* **EXERCISE DIRECTIONS**: From the entries below, list each line with "지방세특례제한법".

[Records excerpted from a collection]
|---|
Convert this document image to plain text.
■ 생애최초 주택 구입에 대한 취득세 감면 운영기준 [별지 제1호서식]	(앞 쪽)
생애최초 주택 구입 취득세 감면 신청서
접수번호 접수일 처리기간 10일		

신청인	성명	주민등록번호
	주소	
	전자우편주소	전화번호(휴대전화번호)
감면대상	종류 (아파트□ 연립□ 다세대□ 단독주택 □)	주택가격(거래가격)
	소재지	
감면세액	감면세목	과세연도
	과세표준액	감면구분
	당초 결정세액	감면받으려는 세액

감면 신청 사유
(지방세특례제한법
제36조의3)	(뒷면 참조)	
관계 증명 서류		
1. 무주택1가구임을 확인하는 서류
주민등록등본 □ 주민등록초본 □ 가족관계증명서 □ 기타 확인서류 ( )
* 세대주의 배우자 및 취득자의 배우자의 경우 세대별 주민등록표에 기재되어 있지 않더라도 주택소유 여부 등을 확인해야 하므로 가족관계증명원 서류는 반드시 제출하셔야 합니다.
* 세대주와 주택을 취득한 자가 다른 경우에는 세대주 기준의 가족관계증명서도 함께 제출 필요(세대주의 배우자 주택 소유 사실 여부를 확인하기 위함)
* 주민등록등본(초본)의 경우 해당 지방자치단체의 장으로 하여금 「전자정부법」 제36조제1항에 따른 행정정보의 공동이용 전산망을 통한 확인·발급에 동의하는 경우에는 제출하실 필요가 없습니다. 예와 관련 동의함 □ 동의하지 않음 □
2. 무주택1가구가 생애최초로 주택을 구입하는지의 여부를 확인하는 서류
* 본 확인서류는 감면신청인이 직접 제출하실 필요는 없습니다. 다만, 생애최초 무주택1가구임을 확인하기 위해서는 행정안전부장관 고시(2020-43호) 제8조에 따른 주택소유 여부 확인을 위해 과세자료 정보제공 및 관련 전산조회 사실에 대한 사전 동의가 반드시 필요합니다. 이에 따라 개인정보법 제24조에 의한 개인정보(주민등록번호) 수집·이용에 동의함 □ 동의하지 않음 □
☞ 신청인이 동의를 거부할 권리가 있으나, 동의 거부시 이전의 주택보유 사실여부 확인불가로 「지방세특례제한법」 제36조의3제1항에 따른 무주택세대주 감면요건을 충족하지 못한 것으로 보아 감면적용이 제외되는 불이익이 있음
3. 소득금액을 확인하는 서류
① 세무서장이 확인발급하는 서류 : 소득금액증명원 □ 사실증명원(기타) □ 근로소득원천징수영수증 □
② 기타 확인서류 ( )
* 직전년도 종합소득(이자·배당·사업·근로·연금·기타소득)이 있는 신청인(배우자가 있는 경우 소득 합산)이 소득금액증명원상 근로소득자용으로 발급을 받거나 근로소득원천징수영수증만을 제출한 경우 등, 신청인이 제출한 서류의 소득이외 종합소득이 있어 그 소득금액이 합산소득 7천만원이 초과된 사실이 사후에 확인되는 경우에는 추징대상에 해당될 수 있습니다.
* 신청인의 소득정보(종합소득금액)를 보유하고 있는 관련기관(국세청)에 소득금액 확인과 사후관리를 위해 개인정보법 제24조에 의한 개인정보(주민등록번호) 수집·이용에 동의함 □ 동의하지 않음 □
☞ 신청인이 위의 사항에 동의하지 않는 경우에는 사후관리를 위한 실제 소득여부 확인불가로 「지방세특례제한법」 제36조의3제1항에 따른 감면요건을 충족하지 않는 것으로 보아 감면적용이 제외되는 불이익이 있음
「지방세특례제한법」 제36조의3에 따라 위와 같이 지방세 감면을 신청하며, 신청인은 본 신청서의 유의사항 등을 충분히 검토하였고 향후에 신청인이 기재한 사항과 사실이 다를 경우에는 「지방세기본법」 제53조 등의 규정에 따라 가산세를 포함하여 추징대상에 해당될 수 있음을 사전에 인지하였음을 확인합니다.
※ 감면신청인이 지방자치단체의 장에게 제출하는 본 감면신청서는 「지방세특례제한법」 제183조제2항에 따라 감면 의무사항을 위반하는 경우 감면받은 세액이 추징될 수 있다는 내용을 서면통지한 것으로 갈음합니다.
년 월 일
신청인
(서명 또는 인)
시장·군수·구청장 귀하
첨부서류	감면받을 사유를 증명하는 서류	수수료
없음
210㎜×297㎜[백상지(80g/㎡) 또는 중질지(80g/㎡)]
|---|
* **REPLY**:
(지방세특례제한법
☞ 신청인이 동의를 거부할 권리가 있으나, 동의 거부시 이전의 주택보유 사실여부 확인불가로 「지방세특례제한법」 제36조의3제1항에 따른 무주택세대주 감면요건을 충족하지 못한 것으로 보아 감면적용이 제외되는 불이익이 있음
☞ 신청인이 위의 사항에 동의하지 않는 경우에는 사후관리를 위한 실제 소득여부 확인불가로 「지방세특례제한법」 제36조의3제1항에 따른 감면요건을 충족하지 않는 것으로 보아 감면적용이 제외되는 불이익이 있음
「지방세특례제한법」 제36조의3에 따라 위와 같이 지방세 감면을 신청하며, 신청인은 본 신청서의 유의사항 등을 충분히 검토하였고 향후에 신청인이 기재한 사항과 사실이 다를 경우에는 「지방세기본법」 제53조 등의 규정에 따라 가산세를 포함하여 추징대상에 해당될 수 있음을 사전에 인지하였음을 확인합니다.
※ 감면신청인이 지방자치단체의 장에게 제출하는 본 감면신청서는 「지방세특례제한법」 제183조제2항에 따라 감면 의무사항을 위반하는 경우 감면받은 세액이 추징될 수 있다는 내용을 서면통지한 것으로 갈음합니다.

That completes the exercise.